- [Direction]: Only the pictures are to be left out; set down the rest of the records exactly.
-- start of Extracted material --
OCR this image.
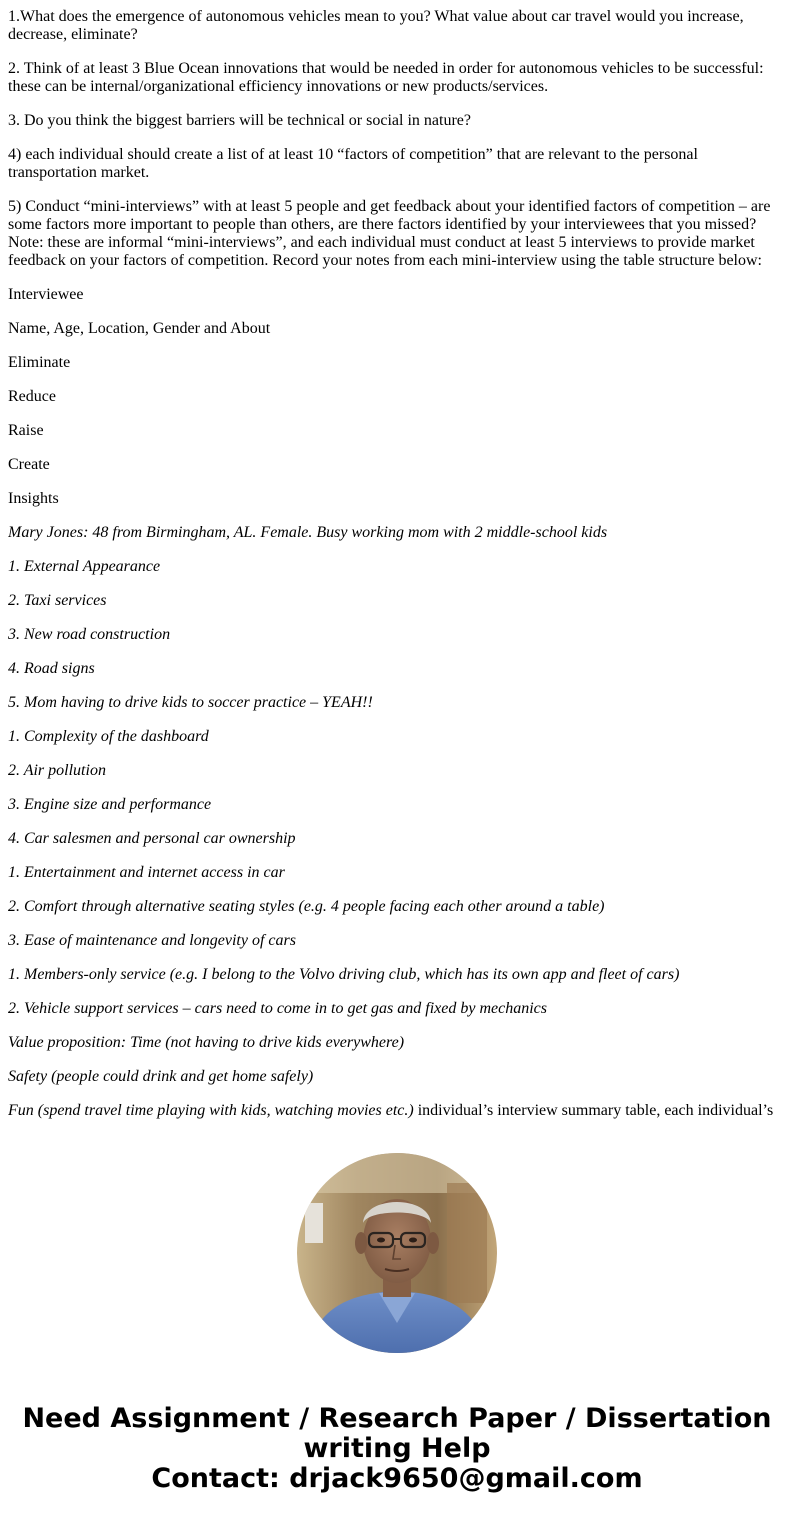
1.What does the emergence of autonomous vehicles mean to you? What value about car travel would you increase, decrease, eliminate?

2. Think of at least 3 Blue Ocean innovations that would be needed in order for autonomous vehicles to be successful: these can be internal/organizational efficiency innovations or new products/services.

3. Do you think the biggest barriers will be technical or social in nature?

4) each individual should create a list of at least 10 “factors of competition” that are relevant to the personal transportation market.

5) Conduct “mini-interviews” with at least 5 people and get feedback about your identified factors of competition – are some factors more important to people than others, are there factors identified by your interviewees that you missed? Note: these are informal “mini-interviews”, and each individual must conduct at least 5 interviews to provide market feedback on your factors of competition. Record your notes from each mini-interview using the table structure below:

Interviewee

Name, Age, Location, Gender and About

Eliminate

Reduce

Raise

Create

Insights

Mary Jones: 48 from Birmingham, AL. Female. Busy working mom with 2 middle-school kids

1. External Appearance

2. Taxi services

3. New road construction

4. Road signs

5. Mom having to drive kids to soccer practice – YEAH!!

1. Complexity of the dashboard

2. Air pollution

3. Engine size and performance

4. Car salesmen and personal car ownership

1. Entertainment and internet access in car

2. Comfort through alternative seating styles (e.g. 4 people facing each other around a table)

3. Ease of maintenance and longevity of cars

1. Members-only service (e.g. I belong to the Volvo driving club, which has its own app and fleet of cars)

2. Vehicle support services – cars need to come in to get gas and fixed by mechanics

Value proposition: Time (not having to drive kids everywhere)

Safety (people could drink and get home safely)

Fun (spend travel time playing with kids, watching movies etc.) individual’s interview summary table, each individual’s

Need Assignment / Research Paper / Dissertation
writing Help
Contact: drjack9650@gmail.com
-- end of Extracted material --
- [Answer to the exercise]:
OCR this image.
1.What does the emergence of autonomous vehicles mean to you? What value about car travel would you increase, decrease, eliminate?

2. Think of at least 3 Blue Ocean innovations that would be needed in order for autonomous vehicles to be successful: these can be internal/organizational efficiency innovations or new products/services.

3. Do you think the biggest barriers will be technical or social in nature?

4) each individual should create a list of at least 10 “factors of competition” that are relevant to the personal transportation market.

5) Conduct “mini-interviews” with at least 5 people and get feedback about your identified factors of competition – are some factors more important to people than others, are there factors identified by your interviewees that you missed? Note: these are informal “mini-interviews”, and each individual must conduct at least 5 interviews to provide market feedback on your factors of competition. Record your notes from each mini-interview using the table structure below:

Interviewee

Name, Age, Location, Gender and About

Eliminate

Reduce

Raise

Create

Insights

Mary Jones: 48 from Birmingham, AL. Female. Busy working mom with 2 middle-school kids

1. External Appearance

2. Taxi services

3. New road construction

4. Road signs

5. Mom having to drive kids to soccer practice – YEAH!!

1. Complexity of the dashboard

2. Air pollution

3. Engine size and performance

4. Car salesmen and personal car ownership

1. Entertainment and internet access in car

2. Comfort through alternative seating styles (e.g. 4 people facing each other around a table)

3. Ease of maintenance and longevity of cars

1. Members-only service (e.g. I belong to the Volvo driving club, which has its own app and fleet of cars)

2. Vehicle support services – cars need to come in to get gas and fixed by mechanics

Value proposition: Time (not having to drive kids everywhere)

Safety (people could drink and get home safely)

Fun (spend travel time playing with kids, watching movies etc.) individual’s interview summary table, each individual’s

Need Assignment / Research Paper / Dissertation
writing Help
Contact: drjack9650@gmail.com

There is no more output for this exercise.